Pictures aside, write out every record exactly as it appears.

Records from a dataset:
• • • • •

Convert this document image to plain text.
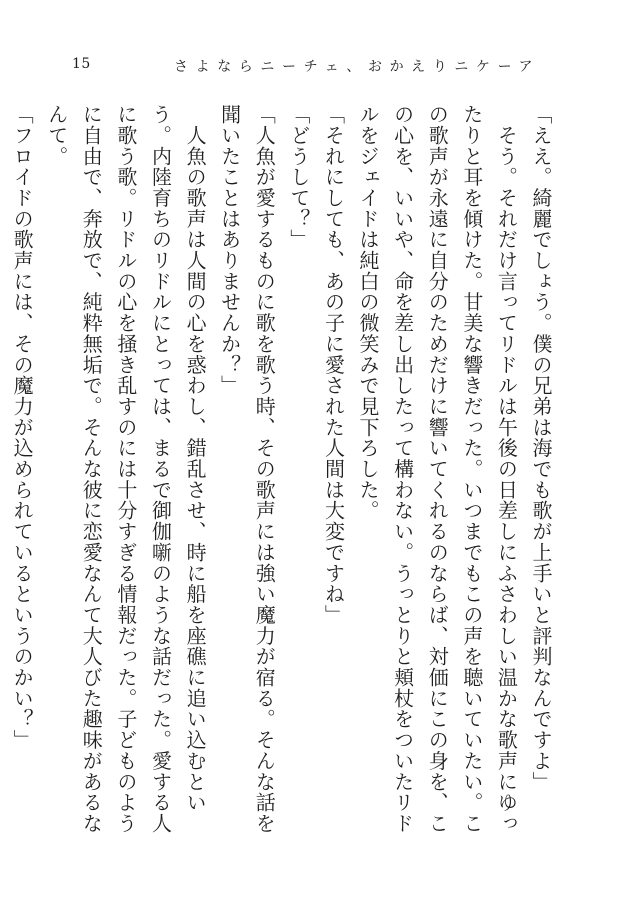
15	さよならニーチェ、おかえりニケーア

「ええ。綺麗でしょう。僕の兄弟は海でも歌が上手いと評判なんですよ」

　そう。それだけ言ってリドルは午後の日差しにふさわしい温かな歌声にゆったりと耳を傾けた。甘美な響きだった。いつまでもこの声を聴いていたい。この歌声が永遠に自分のためだけに響いてくれるのならば、対価にこの身を、この心を、いいや、命を差し出したって構わない。うっとりと頬杖をついたリドルをジェイドは純白の微笑みで見下ろした。

「それにしても、あの子に愛された人間は大変ですね」

「どうして？」

「人魚が愛するものに歌を歌う時、その歌声には強い魔力が宿る。そんな話を聞いたことはありませんか？」

　人魚の歌声は人間の心を惑わし、錯乱させ、時に船を座礁に追い込むという。内陸育ちのリドルにとっては、まるで御伽噺のような話だった。愛する人に歌う歌。リドルの心を掻き乱すのには十分すぎる情報だった。子どものように自由で、奔放で、純粋無垢で。そんな彼に恋愛なんて大人びた趣味があるなんて。

「フロイドの歌声には、その魔力が込められているというのかい？」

• • • • •

→ **TASK OUTPUT**
Convert this document image to plain text.
15	さよならニーチェ、おかえりニケーア

「ええ。綺麗でしょう。僕の兄弟は海でも歌が上手いと評判なんですよ」

　そう。それだけ言ってリドルは午後の日差しにふさわしい温かな歌声にゆったりと耳を傾けた。甘美な響きだった。いつまでもこの声を聴いていたい。この歌声が永遠に自分のためだけに響いてくれるのならば、対価にこの身を、この心を、いいや、命を差し出したって構わない。うっとりと頬杖をついたリドルをジェイドは純白の微笑みで見下ろした。

「それにしても、あの子に愛された人間は大変ですね」

「どうして？」

「人魚が愛するものに歌を歌う時、その歌声には強い魔力が宿る。そんな話を聞いたことはありませんか？」

　人魚の歌声は人間の心を惑わし、錯乱させ、時に船を座礁に追い込むという。内陸育ちのリドルにとっては、まるで御伽噺のような話だった。愛する人に歌う歌。リドルの心を掻き乱すのには十分すぎる情報だった。子どものように自由で、奔放で、純粋無垢で。そんな彼に恋愛なんて大人びた趣味があるなんて。

「フロイドの歌声には、その魔力が込められているというのかい？」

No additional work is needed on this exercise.